Isabel do Santos e marido foram alvo de relatórios sobre atividades suspeitas em 2013 nos EUA

A filha de ex-presidente de Angola foi alvo de dois relatórios sobre actividades suspeitas em 2013 nos Estados Unidos, um do JP Morgan e outro do Standard Chartered. Em causa estiveram transferências ligadas à Unitel e ao negócio dos diamantes em que Sindika Dokolo foi sócio do Estado angolano

O relatório tem dezenas de páginas e foi concluído a 16 de outubro de 2013. É um dos dois documentos incluídos nos FinCEN Files que estão relacionados com Isabel dos Santos. Uma funcionária do departamento de compliance do JP Morgan Chase Bank, nos Estados Unidos, enviou-o no dia seguinte para a FinCEN, a agência federal responsável por processar e reencaminhar suspeitas sobre potenciais esquemas de lavagem de dinheiro para eventual investigação pelas autoridades policiais.

Nove meses antes disso, a filha mais velha do então ainda presidente de Angola, José Eduardo dos Santos, tinha-se tornado mundialmente famosa, quando a revista Forbes anunciou-a como a primeira mulher multimilionária de toda a África. Com isso também tinham começado a surgir artigos negativos na imprensa internacional sobre a promiscuidade que essa riqueza significava, incluindo informações produzidas pela Global Witness. O interesse suscitado à volta da a jovem estrela acabada de entrar para o ranking dos mais ricos do mundo fez com que em agosto de 2013 a Forbes voltasse a publicar um artigo sobre ela, desta vez escrito a meias com o jornalista angolano Rafael Marques, dando conta de como aquela era uma história não apenas de glamour, mas de profundos conflitos de interesse e de corrupção.

Informação registada:
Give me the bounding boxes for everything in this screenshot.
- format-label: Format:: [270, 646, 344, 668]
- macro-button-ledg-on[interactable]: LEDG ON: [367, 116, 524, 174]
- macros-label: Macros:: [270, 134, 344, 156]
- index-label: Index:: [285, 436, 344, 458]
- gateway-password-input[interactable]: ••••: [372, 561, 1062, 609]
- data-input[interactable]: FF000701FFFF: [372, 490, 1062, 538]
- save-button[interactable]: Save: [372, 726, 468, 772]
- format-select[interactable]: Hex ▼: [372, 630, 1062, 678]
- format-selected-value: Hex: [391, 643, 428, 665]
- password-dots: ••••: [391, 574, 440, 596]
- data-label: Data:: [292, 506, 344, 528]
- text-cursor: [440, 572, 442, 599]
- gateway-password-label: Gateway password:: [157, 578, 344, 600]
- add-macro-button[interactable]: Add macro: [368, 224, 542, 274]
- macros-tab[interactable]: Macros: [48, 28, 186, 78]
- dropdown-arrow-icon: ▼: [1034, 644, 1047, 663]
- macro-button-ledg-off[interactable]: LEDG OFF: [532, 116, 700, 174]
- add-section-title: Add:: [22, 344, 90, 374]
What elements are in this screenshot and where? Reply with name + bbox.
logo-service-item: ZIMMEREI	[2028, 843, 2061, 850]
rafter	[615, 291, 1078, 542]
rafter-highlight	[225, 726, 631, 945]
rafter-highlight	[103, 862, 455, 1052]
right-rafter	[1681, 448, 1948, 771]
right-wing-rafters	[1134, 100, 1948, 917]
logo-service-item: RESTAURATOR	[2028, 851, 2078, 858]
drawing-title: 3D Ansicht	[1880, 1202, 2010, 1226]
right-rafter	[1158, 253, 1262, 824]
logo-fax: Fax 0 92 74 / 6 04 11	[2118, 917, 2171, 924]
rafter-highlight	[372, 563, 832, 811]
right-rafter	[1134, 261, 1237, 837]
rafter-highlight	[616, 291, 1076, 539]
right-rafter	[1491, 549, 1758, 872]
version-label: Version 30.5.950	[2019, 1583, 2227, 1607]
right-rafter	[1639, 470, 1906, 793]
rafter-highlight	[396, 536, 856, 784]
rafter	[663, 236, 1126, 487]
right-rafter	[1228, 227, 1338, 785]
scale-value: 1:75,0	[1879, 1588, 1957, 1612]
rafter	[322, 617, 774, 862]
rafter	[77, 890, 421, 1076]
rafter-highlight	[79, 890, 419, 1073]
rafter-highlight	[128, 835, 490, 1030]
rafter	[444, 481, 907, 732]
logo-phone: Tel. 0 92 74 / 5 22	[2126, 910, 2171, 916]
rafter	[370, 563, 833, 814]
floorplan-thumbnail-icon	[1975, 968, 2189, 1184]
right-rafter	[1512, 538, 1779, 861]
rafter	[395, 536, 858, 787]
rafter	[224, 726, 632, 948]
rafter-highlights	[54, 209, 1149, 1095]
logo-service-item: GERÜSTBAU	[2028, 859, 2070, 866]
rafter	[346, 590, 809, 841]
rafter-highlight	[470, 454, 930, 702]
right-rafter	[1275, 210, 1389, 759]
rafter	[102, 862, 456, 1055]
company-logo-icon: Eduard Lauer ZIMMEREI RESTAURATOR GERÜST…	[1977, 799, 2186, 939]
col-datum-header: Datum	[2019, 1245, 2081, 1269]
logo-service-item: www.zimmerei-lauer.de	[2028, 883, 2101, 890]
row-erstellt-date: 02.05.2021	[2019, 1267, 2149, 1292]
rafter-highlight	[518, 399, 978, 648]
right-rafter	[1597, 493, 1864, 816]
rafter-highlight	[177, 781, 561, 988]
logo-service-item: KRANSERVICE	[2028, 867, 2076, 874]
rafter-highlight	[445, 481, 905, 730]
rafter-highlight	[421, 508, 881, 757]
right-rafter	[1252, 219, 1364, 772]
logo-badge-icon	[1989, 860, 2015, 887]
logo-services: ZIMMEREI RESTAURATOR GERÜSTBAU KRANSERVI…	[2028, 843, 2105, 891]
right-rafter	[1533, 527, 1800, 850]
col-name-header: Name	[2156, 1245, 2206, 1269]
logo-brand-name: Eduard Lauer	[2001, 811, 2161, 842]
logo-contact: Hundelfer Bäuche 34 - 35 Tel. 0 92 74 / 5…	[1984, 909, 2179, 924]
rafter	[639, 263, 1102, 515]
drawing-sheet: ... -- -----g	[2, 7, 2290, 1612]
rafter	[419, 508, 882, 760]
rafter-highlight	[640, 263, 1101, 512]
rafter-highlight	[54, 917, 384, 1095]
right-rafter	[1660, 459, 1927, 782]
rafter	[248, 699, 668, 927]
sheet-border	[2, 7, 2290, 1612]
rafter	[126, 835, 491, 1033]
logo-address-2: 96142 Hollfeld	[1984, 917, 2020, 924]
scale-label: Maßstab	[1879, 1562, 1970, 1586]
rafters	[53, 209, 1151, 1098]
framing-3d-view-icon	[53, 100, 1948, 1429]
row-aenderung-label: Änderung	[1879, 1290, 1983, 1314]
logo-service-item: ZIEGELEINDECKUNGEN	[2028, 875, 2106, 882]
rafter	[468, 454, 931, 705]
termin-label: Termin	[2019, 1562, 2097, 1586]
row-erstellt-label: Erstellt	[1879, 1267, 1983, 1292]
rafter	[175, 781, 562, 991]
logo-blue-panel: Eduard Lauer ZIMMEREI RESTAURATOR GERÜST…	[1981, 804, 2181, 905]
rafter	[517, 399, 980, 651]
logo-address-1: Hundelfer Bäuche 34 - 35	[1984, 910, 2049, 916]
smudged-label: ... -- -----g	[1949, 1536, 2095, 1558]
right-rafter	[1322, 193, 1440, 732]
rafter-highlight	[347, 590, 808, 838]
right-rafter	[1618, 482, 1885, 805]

Objetivo:
Responda, com base no texto da página, às perguntas seguintes:
1. Que dois bancos elaboraram os relatórios sobre atividades suspeitas de Isabel dos Santos em 2013?
2. Em que data foi concluído o relatório enviado à FinCEN por uma funcionária do JP Morgan Chase Bank?
3. Com que jornalista angolano escreveu a Forbes o artigo publicado em agosto de 2013?
Os registos não têm qualquer relação com o texto da página.

Resposta completa:
1. O JP Morgan e o Standard Chartered.
2. A 16 de outubro de 2013.
3. Com Rafael Marques.